[Records that describe figures]
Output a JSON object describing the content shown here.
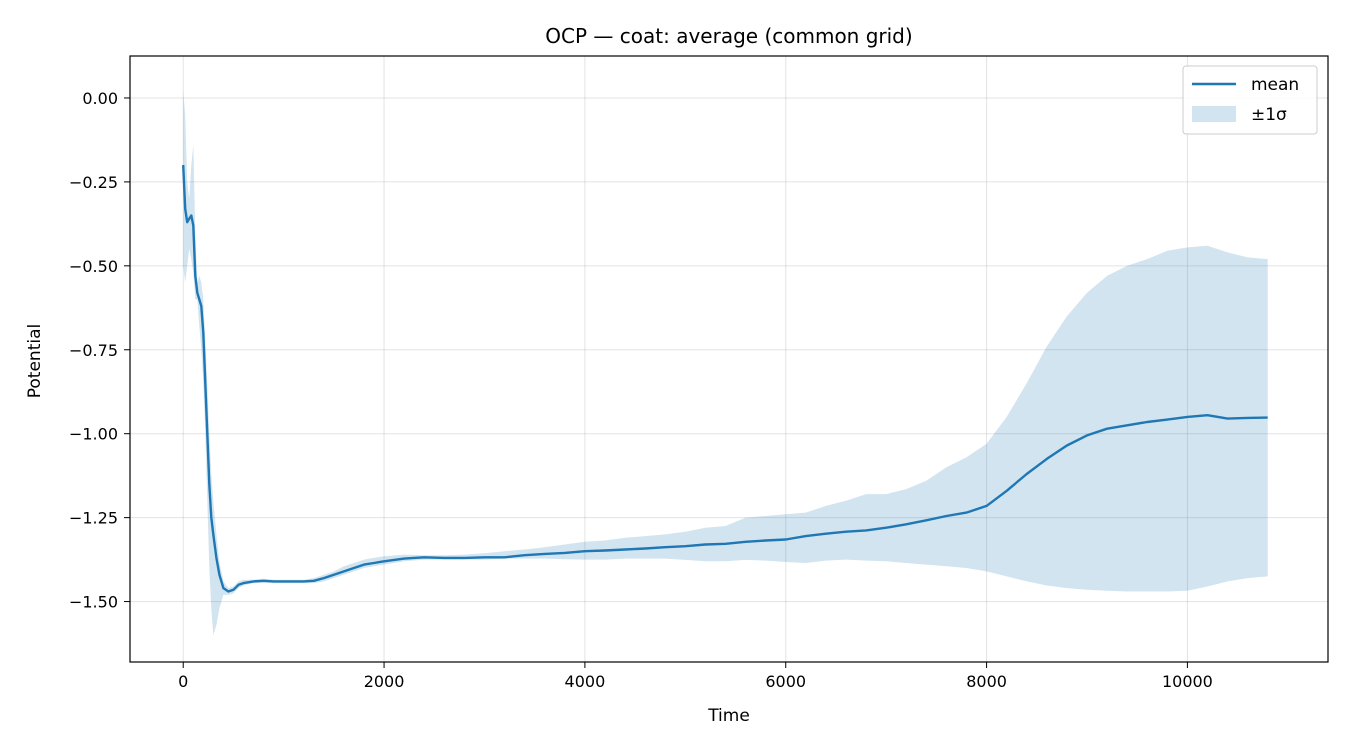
{
  "chart_data": {
    "type": "line",
    "title": "OCP — coat: average (common grid)",
    "xlabel": "Time",
    "ylabel": "Potential",
    "xlim": [
      -530,
      11400
    ],
    "ylim": [
      -1.68,
      0.125
    ],
    "xticks": [
      0,
      2000,
      4000,
      6000,
      8000,
      10000
    ],
    "yticks": [
      0.0,
      -0.25,
      -0.5,
      -0.75,
      -1.0,
      -1.25,
      -1.5
    ],
    "xtick_labels": [
      "0",
      "2000",
      "4000",
      "6000",
      "8000",
      "10000"
    ],
    "ytick_labels": [
      "0.00",
      "−0.25",
      "−0.50",
      "−0.75",
      "−1.00",
      "−1.25",
      "−1.50"
    ],
    "grid": true,
    "legend_position": "top-right",
    "colors": {
      "mean": "#1f77b4",
      "band": "#1f77b4",
      "band_opacity": 0.2
    },
    "series": [
      {
        "name": "mean",
        "kind": "line",
        "x": [
          0,
          20,
          40,
          60,
          80,
          100,
          120,
          140,
          160,
          180,
          200,
          220,
          240,
          260,
          280,
          300,
          330,
          360,
          400,
          450,
          500,
          550,
          600,
          700,
          800,
          900,
          1000,
          1100,
          1200,
          1300,
          1400,
          1500,
          1600,
          1700,
          1800,
          1900,
          2000,
          2200,
          2400,
          2600,
          2800,
          3000,
          3200,
          3400,
          3600,
          3800,
          4000,
          4200,
          4400,
          4600,
          4800,
          5000,
          5200,
          5400,
          5600,
          5800,
          6000,
          6200,
          6400,
          6600,
          6800,
          7000,
          7200,
          7400,
          7600,
          7800,
          8000,
          8200,
          8400,
          8600,
          8800,
          9000,
          9200,
          9400,
          9600,
          9800,
          10000,
          10200,
          10400,
          10600,
          10800
        ],
        "values": [
          -0.2,
          -0.33,
          -0.37,
          -0.36,
          -0.35,
          -0.38,
          -0.53,
          -0.58,
          -0.6,
          -0.62,
          -0.7,
          -0.85,
          -1.0,
          -1.15,
          -1.25,
          -1.3,
          -1.37,
          -1.42,
          -1.46,
          -1.47,
          -1.465,
          -1.45,
          -1.445,
          -1.44,
          -1.438,
          -1.44,
          -1.44,
          -1.44,
          -1.44,
          -1.438,
          -1.43,
          -1.42,
          -1.41,
          -1.4,
          -1.39,
          -1.385,
          -1.38,
          -1.372,
          -1.368,
          -1.37,
          -1.37,
          -1.368,
          -1.368,
          -1.362,
          -1.358,
          -1.355,
          -1.35,
          -1.348,
          -1.345,
          -1.342,
          -1.338,
          -1.335,
          -1.33,
          -1.328,
          -1.322,
          -1.318,
          -1.315,
          -1.305,
          -1.298,
          -1.292,
          -1.288,
          -1.28,
          -1.27,
          -1.258,
          -1.245,
          -1.235,
          -1.215,
          -1.17,
          -1.12,
          -1.075,
          -1.035,
          -1.005,
          -0.985,
          -0.975,
          -0.965,
          -0.958,
          -0.95,
          -0.945,
          -0.955,
          -0.953,
          -0.952
        ]
      },
      {
        "name": "±1σ",
        "kind": "band",
        "x": [
          0,
          20,
          40,
          60,
          80,
          100,
          120,
          140,
          160,
          180,
          200,
          220,
          240,
          260,
          280,
          300,
          330,
          360,
          400,
          450,
          500,
          550,
          600,
          700,
          800,
          900,
          1000,
          1100,
          1200,
          1300,
          1400,
          1500,
          1600,
          1700,
          1800,
          1900,
          2000,
          2200,
          2400,
          2600,
          2800,
          3000,
          3200,
          3400,
          3600,
          3800,
          4000,
          4200,
          4400,
          4600,
          4800,
          5000,
          5200,
          5400,
          5600,
          5800,
          6000,
          6200,
          6400,
          6600,
          6800,
          7000,
          7200,
          7400,
          7600,
          7800,
          8000,
          8200,
          8400,
          8600,
          8800,
          9000,
          9200,
          9400,
          9600,
          9800,
          10000,
          10200,
          10400,
          10600,
          10800
        ],
        "upper": [
          0.02,
          -0.05,
          -0.25,
          -0.3,
          -0.2,
          -0.14,
          -0.4,
          -0.55,
          -0.53,
          -0.55,
          -0.6,
          -0.72,
          -0.85,
          -1.0,
          -1.12,
          -1.2,
          -1.3,
          -1.38,
          -1.44,
          -1.46,
          -1.455,
          -1.44,
          -1.435,
          -1.435,
          -1.432,
          -1.435,
          -1.435,
          -1.435,
          -1.435,
          -1.43,
          -1.42,
          -1.41,
          -1.395,
          -1.385,
          -1.375,
          -1.37,
          -1.365,
          -1.36,
          -1.362,
          -1.362,
          -1.36,
          -1.356,
          -1.35,
          -1.345,
          -1.338,
          -1.33,
          -1.322,
          -1.318,
          -1.31,
          -1.305,
          -1.3,
          -1.292,
          -1.28,
          -1.275,
          -1.25,
          -1.245,
          -1.24,
          -1.235,
          -1.215,
          -1.2,
          -1.18,
          -1.18,
          -1.165,
          -1.14,
          -1.1,
          -1.07,
          -1.03,
          -0.95,
          -0.85,
          -0.74,
          -0.65,
          -0.58,
          -0.53,
          -0.5,
          -0.48,
          -0.455,
          -0.445,
          -0.44,
          -0.46,
          -0.475,
          -0.48
        ],
        "lower": [
          -0.5,
          -0.55,
          -0.5,
          -0.45,
          -0.48,
          -0.52,
          -0.6,
          -0.6,
          -0.68,
          -0.75,
          -0.85,
          -1.0,
          -1.2,
          -1.4,
          -1.52,
          -1.6,
          -1.57,
          -1.52,
          -1.48,
          -1.48,
          -1.475,
          -1.46,
          -1.452,
          -1.445,
          -1.444,
          -1.445,
          -1.445,
          -1.445,
          -1.445,
          -1.445,
          -1.44,
          -1.43,
          -1.42,
          -1.41,
          -1.4,
          -1.395,
          -1.39,
          -1.38,
          -1.375,
          -1.375,
          -1.375,
          -1.375,
          -1.372,
          -1.372,
          -1.372,
          -1.374,
          -1.375,
          -1.375,
          -1.372,
          -1.372,
          -1.372,
          -1.376,
          -1.38,
          -1.38,
          -1.376,
          -1.378,
          -1.382,
          -1.385,
          -1.378,
          -1.375,
          -1.378,
          -1.38,
          -1.385,
          -1.39,
          -1.395,
          -1.4,
          -1.41,
          -1.425,
          -1.44,
          -1.452,
          -1.46,
          -1.465,
          -1.468,
          -1.47,
          -1.47,
          -1.47,
          -1.468,
          -1.455,
          -1.44,
          -1.43,
          -1.425
        ]
      }
    ]
  }
}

> _TASK BRIEF_:
In your copy, leave out the pictures and reproduce the material above exactly.

> _RESPONSE FOR THIS EXERCISE_:
Output a JSON object describing the content shown here.
{
  "chart_data": {
    "type": "line",
    "title": "OCP — coat: average (common grid)",
    "xlabel": "Time",
    "ylabel": "Potential",
    "xlim": [
      -530,
      11400
    ],
    "ylim": [
      -1.68,
      0.125
    ],
    "xticks": [
      0,
      2000,
      4000,
      6000,
      8000,
      10000
    ],
    "yticks": [
      0.0,
      -0.25,
      -0.5,
      -0.75,
      -1.0,
      -1.25,
      -1.5
    ],
    "xtick_labels": [
      "0",
      "2000",
      "4000",
      "6000",
      "8000",
      "10000"
    ],
    "ytick_labels": [
      "0.00",
      "−0.25",
      "−0.50",
      "−0.75",
      "−1.00",
      "−1.25",
      "−1.50"
    ],
    "grid": true,
    "legend_position": "top-right",
    "colors": {
      "mean": "#1f77b4",
      "band": "#1f77b4",
      "band_opacity": 0.2
    },
    "series": [
      {
        "name": "mean",
        "kind": "line",
        "x": [
          0,
          20,
          40,
          60,
          80,
          100,
          120,
          140,
          160,
          180,
          200,
          220,
          240,
          260,
          280,
          300,
          330,
          360,
          400,
          450,
          500,
          550,
          600,
          700,
          800,
          900,
          1000,
          1100,
          1200,
          1300,
          1400,
          1500,
          1600,
          1700,
          1800,
          1900,
          2000,
          2200,
          2400,
          2600,
          2800,
          3000,
          3200,
          3400,
          3600,
          3800,
          4000,
          4200,
          4400,
          4600,
          4800,
          5000,
          5200,
          5400,
          5600,
          5800,
          6000,
          6200,
          6400,
          6600,
          6800,
          7000,
          7200,
          7400,
          7600,
          7800,
          8000,
          8200,
          8400,
          8600,
          8800,
          9000,
          9200,
          9400,
          9600,
          9800,
          10000,
          10200,
          10400,
          10600,
          10800
        ],
        "values": [
          -0.2,
          -0.33,
          -0.37,
          -0.36,
          -0.35,
          -0.38,
          -0.53,
          -0.58,
          -0.6,
          -0.62,
          -0.7,
          -0.85,
          -1.0,
          -1.15,
          -1.25,
          -1.3,
          -1.37,
          -1.42,
          -1.46,
          -1.47,
          -1.465,
          -1.45,
          -1.445,
          -1.44,
          -1.438,
          -1.44,
          -1.44,
          -1.44,
          -1.44,
          -1.438,
          -1.43,
          -1.42,
          -1.41,
          -1.4,
          -1.39,
          -1.385,
          -1.38,
          -1.372,
          -1.368,
          -1.37,
          -1.37,
          -1.368,
          -1.368,
          -1.362,
          -1.358,
          -1.355,
          -1.35,
          -1.348,
          -1.345,
          -1.342,
          -1.338,
          -1.335,
          -1.33,
          -1.328,
          -1.322,
          -1.318,
          -1.315,
          -1.305,
          -1.298,
          -1.292,
          -1.288,
          -1.28,
          -1.27,
          -1.258,
          -1.245,
          -1.235,
          -1.215,
          -1.17,
          -1.12,
          -1.075,
          -1.035,
          -1.005,
          -0.985,
          -0.975,
          -0.965,
          -0.958,
          -0.95,
          -0.945,
          -0.955,
          -0.953,
          -0.952
        ]
      },
      {
        "name": "±1σ",
        "kind": "band",
        "x": [
          0,
          20,
          40,
          60,
          80,
          100,
          120,
          140,
          160,
          180,
          200,
          220,
          240,
          260,
          280,
          300,
          330,
          360,
          400,
          450,
          500,
          550,
          600,
          700,
          800,
          900,
          1000,
          1100,
          1200,
          1300,
          1400,
          1500,
          1600,
          1700,
          1800,
          1900,
          2000,
          2200,
          2400,
          2600,
          2800,
          3000,
          3200,
          3400,
          3600,
          3800,
          4000,
          4200,
          4400,
          4600,
          4800,
          5000,
          5200,
          5400,
          5600,
          5800,
          6000,
          6200,
          6400,
          6600,
          6800,
          7000,
          7200,
          7400,
          7600,
          7800,
          8000,
          8200,
          8400,
          8600,
          8800,
          9000,
          9200,
          9400,
          9600,
          9800,
          10000,
          10200,
          10400,
          10600,
          10800
        ],
        "upper": [
          0.02,
          -0.05,
          -0.25,
          -0.3,
          -0.2,
          -0.14,
          -0.4,
          -0.55,
          -0.53,
          -0.55,
          -0.6,
          -0.72,
          -0.85,
          -1.0,
          -1.12,
          -1.2,
          -1.3,
          -1.38,
          -1.44,
          -1.46,
          -1.455,
          -1.44,
          -1.435,
          -1.435,
          -1.432,
          -1.435,
          -1.435,
          -1.435,
          -1.435,
          -1.43,
          -1.42,
          -1.41,
          -1.395,
          -1.385,
          -1.375,
          -1.37,
          -1.365,
          -1.36,
          -1.362,
          -1.362,
          -1.36,
          -1.356,
          -1.35,
          -1.345,
          -1.338,
          -1.33,
          -1.322,
          -1.318,
          -1.31,
          -1.305,
          -1.3,
          -1.292,
          -1.28,
          -1.275,
          -1.25,
          -1.245,
          -1.24,
          -1.235,
          -1.215,
          -1.2,
          -1.18,
          -1.18,
          -1.165,
          -1.14,
          -1.1,
          -1.07,
          -1.03,
          -0.95,
          -0.85,
          -0.74,
          -0.65,
          -0.58,
          -0.53,
          -0.5,
          -0.48,
          -0.455,
          -0.445,
          -0.44,
          -0.46,
          -0.475,
          -0.48
        ],
        "lower": [
          -0.5,
          -0.55,
          -0.5,
          -0.45,
          -0.48,
          -0.52,
          -0.6,
          -0.6,
          -0.68,
          -0.75,
          -0.85,
          -1.0,
          -1.2,
          -1.4,
          -1.52,
          -1.6,
          -1.57,
          -1.52,
          -1.48,
          -1.48,
          -1.475,
          -1.46,
          -1.452,
          -1.445,
          -1.444,
          -1.445,
          -1.445,
          -1.445,
          -1.445,
          -1.445,
          -1.44,
          -1.43,
          -1.42,
          -1.41,
          -1.4,
          -1.395,
          -1.39,
          -1.38,
          -1.375,
          -1.375,
          -1.375,
          -1.375,
          -1.372,
          -1.372,
          -1.372,
          -1.374,
          -1.375,
          -1.375,
          -1.372,
          -1.372,
          -1.372,
          -1.376,
          -1.38,
          -1.38,
          -1.376,
          -1.378,
          -1.382,
          -1.385,
          -1.378,
          -1.375,
          -1.378,
          -1.38,
          -1.385,
          -1.39,
          -1.395,
          -1.4,
          -1.41,
          -1.425,
          -1.44,
          -1.452,
          -1.46,
          -1.465,
          -1.468,
          -1.47,
          -1.47,
          -1.47,
          -1.468,
          -1.455,
          -1.44,
          -1.43,
          -1.425
        ]
      }
    ]
  }
}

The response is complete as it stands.